What you will do: Make an exact copy of each entry, leaving out every picture.

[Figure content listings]
- - - - - - -

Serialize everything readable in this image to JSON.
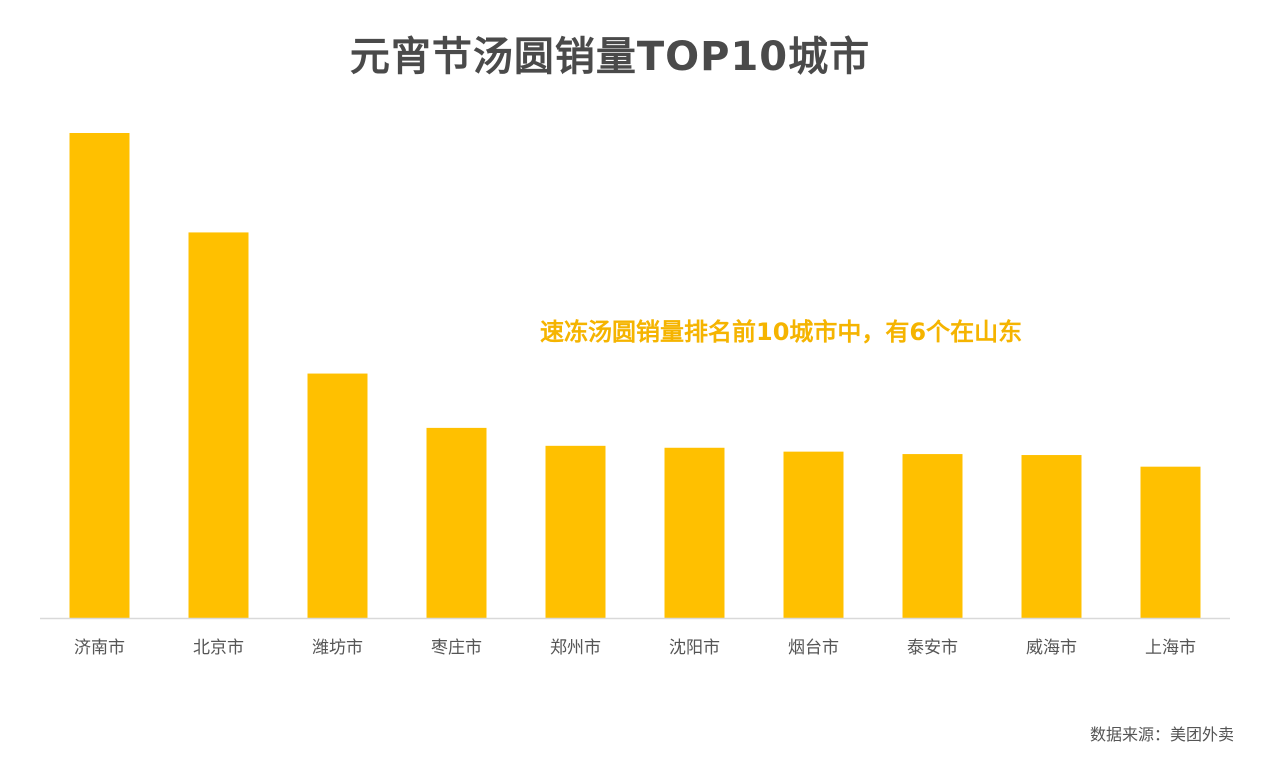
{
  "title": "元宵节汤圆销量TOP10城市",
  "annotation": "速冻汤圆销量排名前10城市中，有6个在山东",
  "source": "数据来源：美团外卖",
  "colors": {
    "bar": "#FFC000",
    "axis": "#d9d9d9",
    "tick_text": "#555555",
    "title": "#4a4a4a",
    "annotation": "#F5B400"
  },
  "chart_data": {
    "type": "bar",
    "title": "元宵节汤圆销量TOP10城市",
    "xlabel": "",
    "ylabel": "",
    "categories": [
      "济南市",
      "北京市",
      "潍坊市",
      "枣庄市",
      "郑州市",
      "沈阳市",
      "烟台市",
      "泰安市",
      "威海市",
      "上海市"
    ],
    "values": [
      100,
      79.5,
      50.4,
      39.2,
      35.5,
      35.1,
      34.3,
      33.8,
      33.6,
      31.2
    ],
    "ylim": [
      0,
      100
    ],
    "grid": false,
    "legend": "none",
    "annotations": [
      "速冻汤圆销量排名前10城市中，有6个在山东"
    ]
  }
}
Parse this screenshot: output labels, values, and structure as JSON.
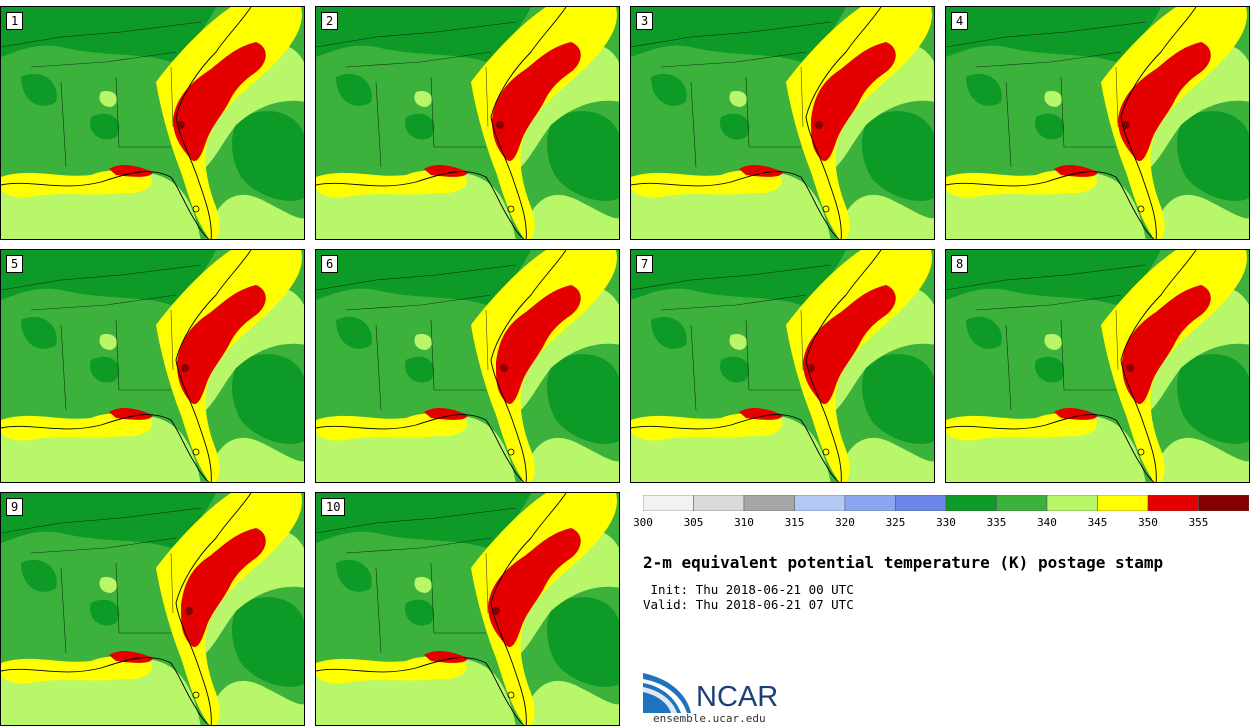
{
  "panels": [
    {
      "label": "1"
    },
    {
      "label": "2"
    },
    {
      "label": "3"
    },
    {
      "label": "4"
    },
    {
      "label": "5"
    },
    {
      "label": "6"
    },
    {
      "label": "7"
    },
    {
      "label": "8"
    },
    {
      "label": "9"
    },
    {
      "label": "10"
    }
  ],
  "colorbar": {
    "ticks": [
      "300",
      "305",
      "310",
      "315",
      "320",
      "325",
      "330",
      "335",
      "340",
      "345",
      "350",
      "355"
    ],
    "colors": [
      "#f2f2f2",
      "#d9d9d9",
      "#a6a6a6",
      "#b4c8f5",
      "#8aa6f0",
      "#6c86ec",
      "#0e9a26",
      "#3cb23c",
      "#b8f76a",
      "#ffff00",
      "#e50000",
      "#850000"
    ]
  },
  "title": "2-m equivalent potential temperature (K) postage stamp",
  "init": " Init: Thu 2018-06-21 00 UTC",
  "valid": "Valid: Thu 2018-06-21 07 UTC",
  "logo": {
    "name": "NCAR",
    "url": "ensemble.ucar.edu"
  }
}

- - - - - - -

Completed exercise:
Serialize everything readable in this image to JSON.
{
  "title": "元宵节汤圆销量TOP10城市",
  "annotation": "速冻汤圆销量排名前10城市中，有6个在山东",
  "source": "数据来源：美团外卖",
  "colors": {
    "bar": "#FFC000",
    "axis": "#d9d9d9",
    "tick_text": "#555555",
    "title": "#4a4a4a",
    "annotation": "#F5B400"
  },
  "chart_data": {
    "type": "bar",
    "title": "元宵节汤圆销量TOP10城市",
    "xlabel": "",
    "ylabel": "",
    "categories": [
      "济南市",
      "北京市",
      "潍坊市",
      "枣庄市",
      "郑州市",
      "沈阳市",
      "烟台市",
      "泰安市",
      "威海市",
      "上海市"
    ],
    "values": [
      100,
      79.5,
      50.4,
      39.2,
      35.5,
      35.1,
      34.3,
      33.8,
      33.6,
      31.2
    ],
    "ylim": [
      0,
      100
    ],
    "grid": false,
    "legend": "none",
    "annotations": [
      "速冻汤圆销量排名前10城市中，有6个在山东"
    ]
  }
}
Parse this screenshot: output labels, values, and structure as JSON.
{
  "panels": [
    {
      "label": "1"
    },
    {
      "label": "2"
    },
    {
      "label": "3"
    },
    {
      "label": "4"
    },
    {
      "label": "5"
    },
    {
      "label": "6"
    },
    {
      "label": "7"
    },
    {
      "label": "8"
    },
    {
      "label": "9"
    },
    {
      "label": "10"
    }
  ],
  "colorbar": {
    "ticks": [
      "300",
      "305",
      "310",
      "315",
      "320",
      "325",
      "330",
      "335",
      "340",
      "345",
      "350",
      "355"
    ],
    "colors": [
      "#f2f2f2",
      "#d9d9d9",
      "#a6a6a6",
      "#b4c8f5",
      "#8aa6f0",
      "#6c86ec",
      "#0e9a26",
      "#3cb23c",
      "#b8f76a",
      "#ffff00",
      "#e50000",
      "#850000"
    ]
  },
  "title": "2-m equivalent potential temperature (K) postage stamp",
  "init": " Init: Thu 2018-06-21 00 UTC",
  "valid": "Valid: Thu 2018-06-21 07 UTC",
  "logo": {
    "name": "NCAR",
    "url": "ensemble.ucar.edu"
  }
}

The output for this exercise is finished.